To do:
Output the entries below exactly as written, omitting pictures.

%%

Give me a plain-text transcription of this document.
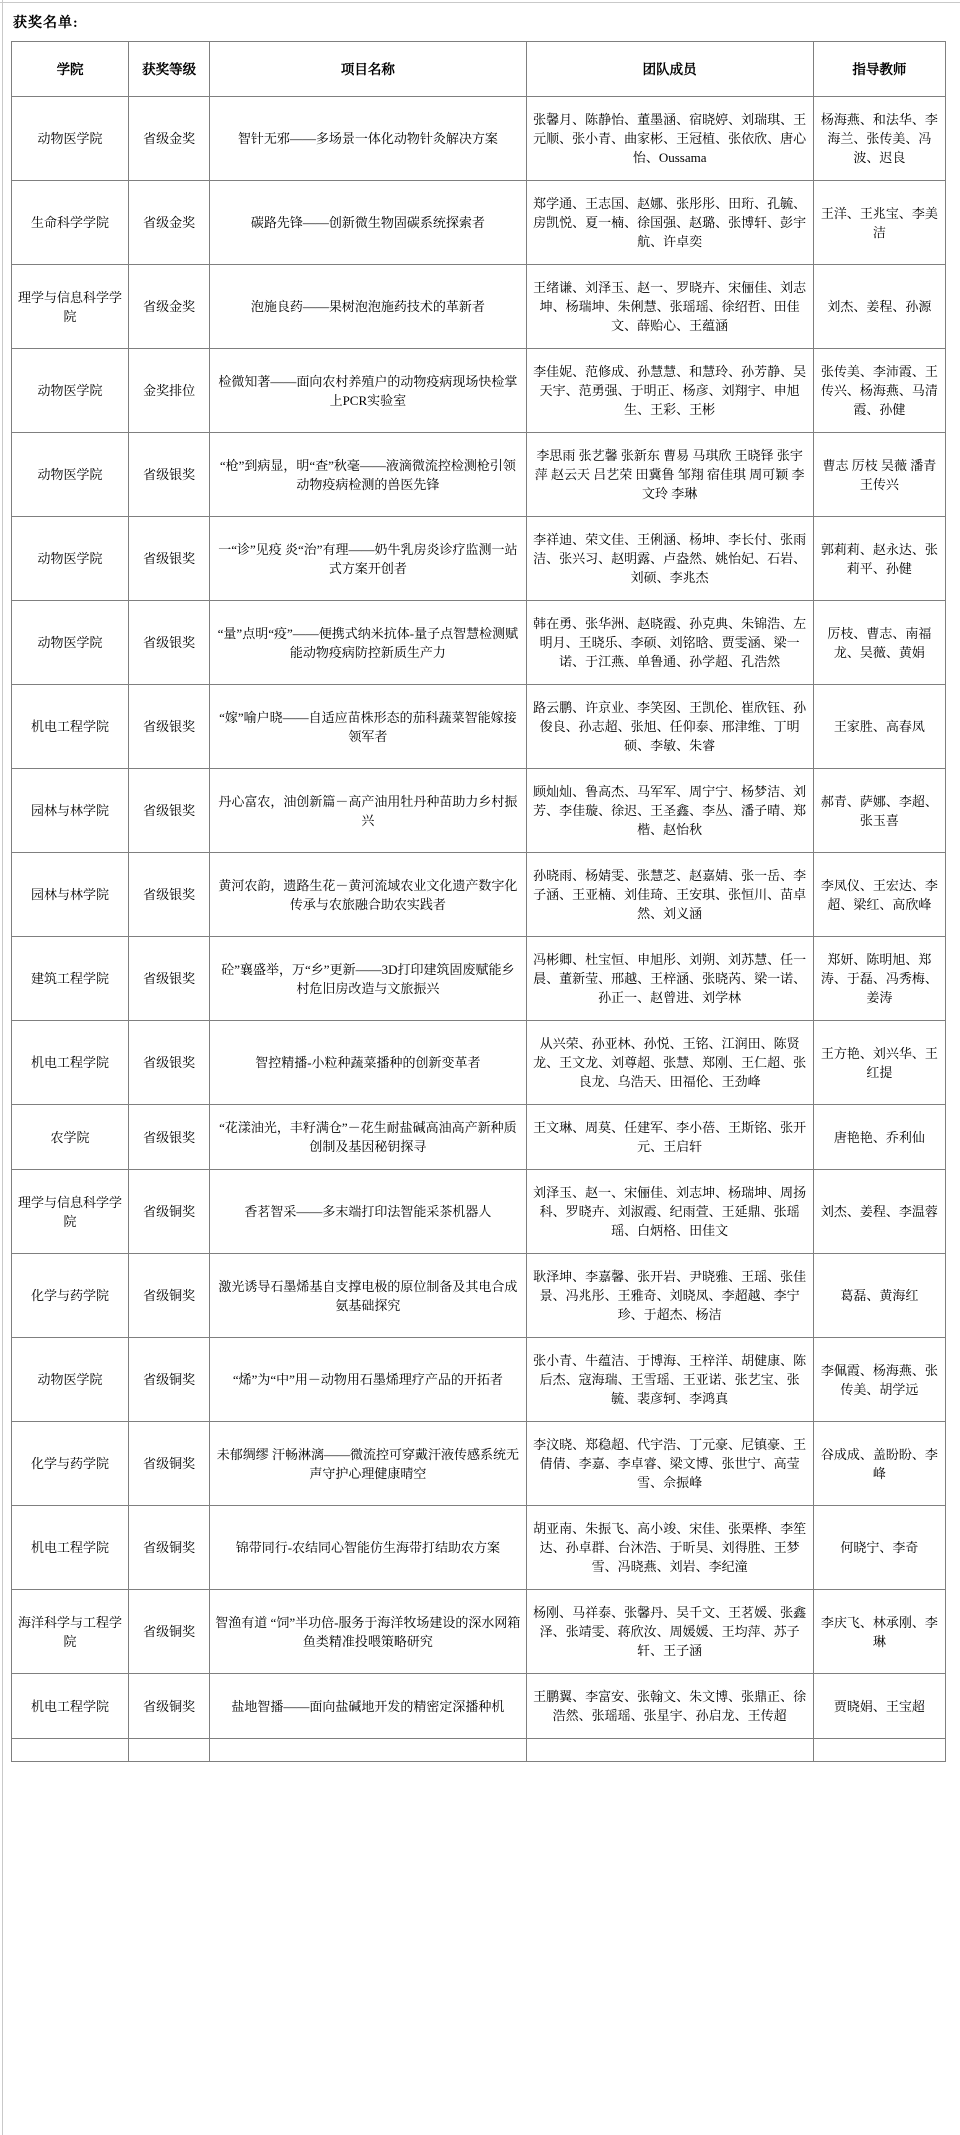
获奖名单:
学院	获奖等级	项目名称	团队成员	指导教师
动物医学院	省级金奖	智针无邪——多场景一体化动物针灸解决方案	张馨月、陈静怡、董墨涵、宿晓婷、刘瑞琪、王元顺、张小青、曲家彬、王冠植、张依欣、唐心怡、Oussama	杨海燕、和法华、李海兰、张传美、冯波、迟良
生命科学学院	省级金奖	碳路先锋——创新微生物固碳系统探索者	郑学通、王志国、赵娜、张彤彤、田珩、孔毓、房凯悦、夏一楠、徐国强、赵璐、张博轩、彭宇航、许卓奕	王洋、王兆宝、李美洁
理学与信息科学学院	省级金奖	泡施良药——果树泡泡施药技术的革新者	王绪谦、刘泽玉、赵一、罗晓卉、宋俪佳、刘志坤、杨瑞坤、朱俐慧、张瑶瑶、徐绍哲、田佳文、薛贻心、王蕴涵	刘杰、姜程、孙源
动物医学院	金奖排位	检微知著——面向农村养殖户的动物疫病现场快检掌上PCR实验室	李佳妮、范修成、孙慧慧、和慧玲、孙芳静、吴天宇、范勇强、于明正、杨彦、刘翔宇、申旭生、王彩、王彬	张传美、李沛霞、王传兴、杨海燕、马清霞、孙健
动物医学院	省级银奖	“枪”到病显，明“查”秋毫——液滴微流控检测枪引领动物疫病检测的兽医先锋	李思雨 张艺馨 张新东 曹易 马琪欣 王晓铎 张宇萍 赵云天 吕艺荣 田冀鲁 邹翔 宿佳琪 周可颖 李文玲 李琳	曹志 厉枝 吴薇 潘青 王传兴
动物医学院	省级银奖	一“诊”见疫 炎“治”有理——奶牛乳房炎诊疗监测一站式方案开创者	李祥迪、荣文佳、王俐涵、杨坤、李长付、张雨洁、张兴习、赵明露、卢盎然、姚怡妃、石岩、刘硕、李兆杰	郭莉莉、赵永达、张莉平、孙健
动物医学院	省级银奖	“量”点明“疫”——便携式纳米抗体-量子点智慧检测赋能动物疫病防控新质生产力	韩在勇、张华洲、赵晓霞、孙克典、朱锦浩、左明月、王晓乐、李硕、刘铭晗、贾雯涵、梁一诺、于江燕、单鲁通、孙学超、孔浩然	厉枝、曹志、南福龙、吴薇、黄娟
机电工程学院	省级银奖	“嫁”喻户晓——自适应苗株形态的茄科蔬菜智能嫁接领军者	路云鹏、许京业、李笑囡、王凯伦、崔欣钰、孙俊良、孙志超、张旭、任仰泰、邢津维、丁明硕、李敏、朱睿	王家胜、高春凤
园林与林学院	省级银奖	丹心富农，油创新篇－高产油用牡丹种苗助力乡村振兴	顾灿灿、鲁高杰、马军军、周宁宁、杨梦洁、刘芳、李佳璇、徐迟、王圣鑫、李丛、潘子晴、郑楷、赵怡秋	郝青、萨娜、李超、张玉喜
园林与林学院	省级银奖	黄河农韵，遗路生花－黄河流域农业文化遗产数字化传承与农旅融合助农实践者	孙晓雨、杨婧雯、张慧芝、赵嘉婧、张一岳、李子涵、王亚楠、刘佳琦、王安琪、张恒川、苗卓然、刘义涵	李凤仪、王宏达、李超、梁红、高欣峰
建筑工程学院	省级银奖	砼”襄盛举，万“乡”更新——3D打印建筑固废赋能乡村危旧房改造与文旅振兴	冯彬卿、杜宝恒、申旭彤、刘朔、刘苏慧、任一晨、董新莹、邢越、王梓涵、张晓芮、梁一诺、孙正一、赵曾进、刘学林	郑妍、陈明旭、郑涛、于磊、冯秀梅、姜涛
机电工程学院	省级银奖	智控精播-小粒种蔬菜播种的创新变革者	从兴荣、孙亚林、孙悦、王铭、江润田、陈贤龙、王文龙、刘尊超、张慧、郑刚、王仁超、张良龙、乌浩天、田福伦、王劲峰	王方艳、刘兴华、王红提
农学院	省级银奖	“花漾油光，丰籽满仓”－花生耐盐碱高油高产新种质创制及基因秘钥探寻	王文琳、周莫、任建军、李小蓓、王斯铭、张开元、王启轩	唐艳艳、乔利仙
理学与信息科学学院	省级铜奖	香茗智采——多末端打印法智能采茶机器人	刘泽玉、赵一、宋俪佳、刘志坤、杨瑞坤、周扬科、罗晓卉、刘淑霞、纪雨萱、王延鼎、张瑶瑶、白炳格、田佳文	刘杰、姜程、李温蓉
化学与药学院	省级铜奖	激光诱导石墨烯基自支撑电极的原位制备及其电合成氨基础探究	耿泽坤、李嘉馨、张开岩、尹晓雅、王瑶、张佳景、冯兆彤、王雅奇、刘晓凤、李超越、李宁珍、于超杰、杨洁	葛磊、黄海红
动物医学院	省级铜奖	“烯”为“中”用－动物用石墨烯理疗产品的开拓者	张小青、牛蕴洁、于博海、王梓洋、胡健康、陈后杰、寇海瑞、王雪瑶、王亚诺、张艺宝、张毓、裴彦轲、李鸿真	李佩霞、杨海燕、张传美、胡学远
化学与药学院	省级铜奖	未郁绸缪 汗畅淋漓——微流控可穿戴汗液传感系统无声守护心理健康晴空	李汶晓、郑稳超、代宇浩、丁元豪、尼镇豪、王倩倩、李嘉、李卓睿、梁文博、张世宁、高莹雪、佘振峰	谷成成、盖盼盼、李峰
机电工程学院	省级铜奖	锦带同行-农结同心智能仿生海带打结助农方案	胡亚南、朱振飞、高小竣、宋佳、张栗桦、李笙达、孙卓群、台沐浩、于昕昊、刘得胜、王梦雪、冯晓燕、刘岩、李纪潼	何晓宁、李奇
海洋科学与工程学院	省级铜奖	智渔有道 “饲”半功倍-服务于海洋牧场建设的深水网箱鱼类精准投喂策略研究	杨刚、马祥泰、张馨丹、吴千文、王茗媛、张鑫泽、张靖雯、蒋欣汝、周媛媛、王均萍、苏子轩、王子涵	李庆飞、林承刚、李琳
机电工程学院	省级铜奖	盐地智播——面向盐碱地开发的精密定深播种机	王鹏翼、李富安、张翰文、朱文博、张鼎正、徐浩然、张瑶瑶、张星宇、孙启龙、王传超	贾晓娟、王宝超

%%

Task response:
Give me a plain-text transcription of this document.
获奖名单:
学院	获奖等级	项目名称	团队成员	指导教师
动物医学院	省级金奖	智针无邪——多场景一体化动物针灸解决方案	张馨月、陈静怡、董墨涵、宿晓婷、刘瑞琪、王元顺、张小青、曲家彬、王冠植、张依欣、唐心怡、Oussama	杨海燕、和法华、李海兰、张传美、冯波、迟良
生命科学学院	省级金奖	碳路先锋——创新微生物固碳系统探索者	郑学通、王志国、赵娜、张彤彤、田珩、孔毓、房凯悦、夏一楠、徐国强、赵璐、张博轩、彭宇航、许卓奕	王洋、王兆宝、李美洁
理学与信息科学学院	省级金奖	泡施良药——果树泡泡施药技术的革新者	王绪谦、刘泽玉、赵一、罗晓卉、宋俪佳、刘志坤、杨瑞坤、朱俐慧、张瑶瑶、徐绍哲、田佳文、薛贻心、王蕴涵	刘杰、姜程、孙源
动物医学院	金奖排位	检微知著——面向农村养殖户的动物疫病现场快检掌上PCR实验室	李佳妮、范修成、孙慧慧、和慧玲、孙芳静、吴天宇、范勇强、于明正、杨彦、刘翔宇、申旭生、王彩、王彬	张传美、李沛霞、王传兴、杨海燕、马清霞、孙健
动物医学院	省级银奖	“枪”到病显，明“查”秋毫——液滴微流控检测枪引领动物疫病检测的兽医先锋	李思雨 张艺馨 张新东 曹易 马琪欣 王晓铎 张宇萍 赵云天 吕艺荣 田冀鲁 邹翔 宿佳琪 周可颖 李文玲 李琳	曹志 厉枝 吴薇 潘青 王传兴
动物医学院	省级银奖	一“诊”见疫 炎“治”有理——奶牛乳房炎诊疗监测一站式方案开创者	李祥迪、荣文佳、王俐涵、杨坤、李长付、张雨洁、张兴习、赵明露、卢盎然、姚怡妃、石岩、刘硕、李兆杰	郭莉莉、赵永达、张莉平、孙健
动物医学院	省级银奖	“量”点明“疫”——便携式纳米抗体-量子点智慧检测赋能动物疫病防控新质生产力	韩在勇、张华洲、赵晓霞、孙克典、朱锦浩、左明月、王晓乐、李硕、刘铭晗、贾雯涵、梁一诺、于江燕、单鲁通、孙学超、孔浩然	厉枝、曹志、南福龙、吴薇、黄娟
机电工程学院	省级银奖	“嫁”喻户晓——自适应苗株形态的茄科蔬菜智能嫁接领军者	路云鹏、许京业、李笑囡、王凯伦、崔欣钰、孙俊良、孙志超、张旭、任仰泰、邢津维、丁明硕、李敏、朱睿	王家胜、高春凤
园林与林学院	省级银奖	丹心富农，油创新篇－高产油用牡丹种苗助力乡村振兴	顾灿灿、鲁高杰、马军军、周宁宁、杨梦洁、刘芳、李佳璇、徐迟、王圣鑫、李丛、潘子晴、郑楷、赵怡秋	郝青、萨娜、李超、张玉喜
园林与林学院	省级银奖	黄河农韵，遗路生花－黄河流域农业文化遗产数字化传承与农旅融合助农实践者	孙晓雨、杨婧雯、张慧芝、赵嘉婧、张一岳、李子涵、王亚楠、刘佳琦、王安琪、张恒川、苗卓然、刘义涵	李凤仪、王宏达、李超、梁红、高欣峰
建筑工程学院	省级银奖	砼”襄盛举，万“乡”更新——3D打印建筑固废赋能乡村危旧房改造与文旅振兴	冯彬卿、杜宝恒、申旭彤、刘朔、刘苏慧、任一晨、董新莹、邢越、王梓涵、张晓芮、梁一诺、孙正一、赵曾进、刘学林	郑妍、陈明旭、郑涛、于磊、冯秀梅、姜涛
机电工程学院	省级银奖	智控精播-小粒种蔬菜播种的创新变革者	从兴荣、孙亚林、孙悦、王铭、江润田、陈贤龙、王文龙、刘尊超、张慧、郑刚、王仁超、张良龙、乌浩天、田福伦、王劲峰	王方艳、刘兴华、王红提
农学院	省级银奖	“花漾油光，丰籽满仓”－花生耐盐碱高油高产新种质创制及基因秘钥探寻	王文琳、周莫、任建军、李小蓓、王斯铭、张开元、王启轩	唐艳艳、乔利仙
理学与信息科学学院	省级铜奖	香茗智采——多末端打印法智能采茶机器人	刘泽玉、赵一、宋俪佳、刘志坤、杨瑞坤、周扬科、罗晓卉、刘淑霞、纪雨萱、王延鼎、张瑶瑶、白炳格、田佳文	刘杰、姜程、李温蓉
化学与药学院	省级铜奖	激光诱导石墨烯基自支撑电极的原位制备及其电合成氨基础探究	耿泽坤、李嘉馨、张开岩、尹晓雅、王瑶、张佳景、冯兆彤、王雅奇、刘晓凤、李超越、李宁珍、于超杰、杨洁	葛磊、黄海红
动物医学院	省级铜奖	“烯”为“中”用－动物用石墨烯理疗产品的开拓者	张小青、牛蕴洁、于博海、王梓洋、胡健康、陈后杰、寇海瑞、王雪瑶、王亚诺、张艺宝、张毓、裴彦轲、李鸿真	李佩霞、杨海燕、张传美、胡学远
化学与药学院	省级铜奖	未郁绸缪 汗畅淋漓——微流控可穿戴汗液传感系统无声守护心理健康晴空	李汶晓、郑稳超、代宇浩、丁元豪、尼镇豪、王倩倩、李嘉、李卓睿、梁文博、张世宁、高莹雪、佘振峰	谷成成、盖盼盼、李峰
机电工程学院	省级铜奖	锦带同行-农结同心智能仿生海带打结助农方案	胡亚南、朱振飞、高小竣、宋佳、张栗桦、李笙达、孙卓群、台沐浩、于昕昊、刘得胜、王梦雪、冯晓燕、刘岩、李纪潼	何晓宁、李奇
海洋科学与工程学院	省级铜奖	智渔有道 “饲”半功倍-服务于海洋牧场建设的深水网箱鱼类精准投喂策略研究	杨刚、马祥泰、张馨丹、吴千文、王茗媛、张鑫泽、张靖雯、蒋欣汝、周媛媛、王均萍、苏子轩、王子涵	李庆飞、林承刚、李琳
机电工程学院	省级铜奖	盐地智播——面向盐碱地开发的精密定深播种机	王鹏翼、李富安、张翰文、朱文博、张鼎正、徐浩然、张瑶瑶、张星宇、孙启龙、王传超	贾晓娟、王宝超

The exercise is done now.